> _WORK INSTRUCTIONS_
Copy down all of the data underneath, exactly as shown.
### AVAILABLE DATA ###
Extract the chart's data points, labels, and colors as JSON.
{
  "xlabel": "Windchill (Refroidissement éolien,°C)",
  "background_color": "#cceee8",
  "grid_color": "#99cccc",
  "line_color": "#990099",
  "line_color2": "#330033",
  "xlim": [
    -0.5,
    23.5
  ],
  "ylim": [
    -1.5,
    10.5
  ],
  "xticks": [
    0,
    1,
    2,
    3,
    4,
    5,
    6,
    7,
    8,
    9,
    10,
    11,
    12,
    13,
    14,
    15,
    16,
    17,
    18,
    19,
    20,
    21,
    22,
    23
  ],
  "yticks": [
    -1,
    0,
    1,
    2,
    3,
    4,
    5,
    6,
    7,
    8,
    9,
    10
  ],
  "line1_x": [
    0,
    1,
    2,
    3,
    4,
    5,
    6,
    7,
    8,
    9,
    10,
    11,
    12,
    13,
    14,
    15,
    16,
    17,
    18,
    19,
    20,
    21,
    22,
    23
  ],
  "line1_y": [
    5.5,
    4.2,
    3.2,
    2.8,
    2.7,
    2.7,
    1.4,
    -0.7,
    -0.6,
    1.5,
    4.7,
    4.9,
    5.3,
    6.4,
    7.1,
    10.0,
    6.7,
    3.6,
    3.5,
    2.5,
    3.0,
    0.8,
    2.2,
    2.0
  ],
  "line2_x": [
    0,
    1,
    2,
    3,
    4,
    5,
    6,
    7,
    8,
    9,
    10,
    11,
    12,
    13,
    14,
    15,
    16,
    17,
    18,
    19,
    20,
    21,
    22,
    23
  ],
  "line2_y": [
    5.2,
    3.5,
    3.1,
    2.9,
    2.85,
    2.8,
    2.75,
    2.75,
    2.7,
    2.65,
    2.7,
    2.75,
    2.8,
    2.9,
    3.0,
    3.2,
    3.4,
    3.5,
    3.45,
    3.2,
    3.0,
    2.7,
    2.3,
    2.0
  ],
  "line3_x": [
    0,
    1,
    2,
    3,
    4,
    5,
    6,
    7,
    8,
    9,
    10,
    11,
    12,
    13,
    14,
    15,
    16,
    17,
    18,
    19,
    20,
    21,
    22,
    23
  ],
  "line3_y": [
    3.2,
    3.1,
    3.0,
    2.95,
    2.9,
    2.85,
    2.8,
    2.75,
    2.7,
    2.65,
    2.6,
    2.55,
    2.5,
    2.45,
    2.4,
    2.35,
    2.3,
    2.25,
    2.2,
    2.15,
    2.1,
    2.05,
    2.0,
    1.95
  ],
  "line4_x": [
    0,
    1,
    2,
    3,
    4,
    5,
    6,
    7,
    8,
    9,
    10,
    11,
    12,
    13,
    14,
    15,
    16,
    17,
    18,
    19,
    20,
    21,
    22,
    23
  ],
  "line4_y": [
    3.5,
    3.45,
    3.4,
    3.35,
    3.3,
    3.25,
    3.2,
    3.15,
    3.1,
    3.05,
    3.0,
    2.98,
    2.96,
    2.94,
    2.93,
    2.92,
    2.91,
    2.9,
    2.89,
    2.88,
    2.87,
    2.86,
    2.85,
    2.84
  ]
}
###
> _FINISHED TASK_
Extract the chart's data points, labels, and colors as JSON.
{
  "xlabel": "Windchill (Refroidissement éolien,°C)",
  "background_color": "#cceee8",
  "grid_color": "#99cccc",
  "line_color": "#990099",
  "line_color2": "#330033",
  "xlim": [
    -0.5,
    23.5
  ],
  "ylim": [
    -1.5,
    10.5
  ],
  "xticks": [
    0,
    1,
    2,
    3,
    4,
    5,
    6,
    7,
    8,
    9,
    10,
    11,
    12,
    13,
    14,
    15,
    16,
    17,
    18,
    19,
    20,
    21,
    22,
    23
  ],
  "yticks": [
    -1,
    0,
    1,
    2,
    3,
    4,
    5,
    6,
    7,
    8,
    9,
    10
  ],
  "line1_x": [
    0,
    1,
    2,
    3,
    4,
    5,
    6,
    7,
    8,
    9,
    10,
    11,
    12,
    13,
    14,
    15,
    16,
    17,
    18,
    19,
    20,
    21,
    22,
    23
  ],
  "line1_y": [
    5.5,
    4.2,
    3.2,
    2.8,
    2.7,
    2.7,
    1.4,
    -0.7,
    -0.6,
    1.5,
    4.7,
    4.9,
    5.3,
    6.4,
    7.1,
    10.0,
    6.7,
    3.6,
    3.5,
    2.5,
    3.0,
    0.8,
    2.2,
    2.0
  ],
  "line2_x": [
    0,
    1,
    2,
    3,
    4,
    5,
    6,
    7,
    8,
    9,
    10,
    11,
    12,
    13,
    14,
    15,
    16,
    17,
    18,
    19,
    20,
    21,
    22,
    23
  ],
  "line2_y": [
    5.2,
    3.5,
    3.1,
    2.9,
    2.85,
    2.8,
    2.75,
    2.75,
    2.7,
    2.65,
    2.7,
    2.75,
    2.8,
    2.9,
    3.0,
    3.2,
    3.4,
    3.5,
    3.45,
    3.2,
    3.0,
    2.7,
    2.3,
    2.0
  ],
  "line3_x": [
    0,
    1,
    2,
    3,
    4,
    5,
    6,
    7,
    8,
    9,
    10,
    11,
    12,
    13,
    14,
    15,
    16,
    17,
    18,
    19,
    20,
    21,
    22,
    23
  ],
  "line3_y": [
    3.2,
    3.1,
    3.0,
    2.95,
    2.9,
    2.85,
    2.8,
    2.75,
    2.7,
    2.65,
    2.6,
    2.55,
    2.5,
    2.45,
    2.4,
    2.35,
    2.3,
    2.25,
    2.2,
    2.15,
    2.1,
    2.05,
    2.0,
    1.95
  ],
  "line4_x": [
    0,
    1,
    2,
    3,
    4,
    5,
    6,
    7,
    8,
    9,
    10,
    11,
    12,
    13,
    14,
    15,
    16,
    17,
    18,
    19,
    20,
    21,
    22,
    23
  ],
  "line4_y": [
    3.5,
    3.45,
    3.4,
    3.35,
    3.3,
    3.25,
    3.2,
    3.15,
    3.1,
    3.05,
    3.0,
    2.98,
    2.96,
    2.94,
    2.93,
    2.92,
    2.91,
    2.9,
    2.89,
    2.88,
    2.87,
    2.86,
    2.85,
    2.84
  ]
}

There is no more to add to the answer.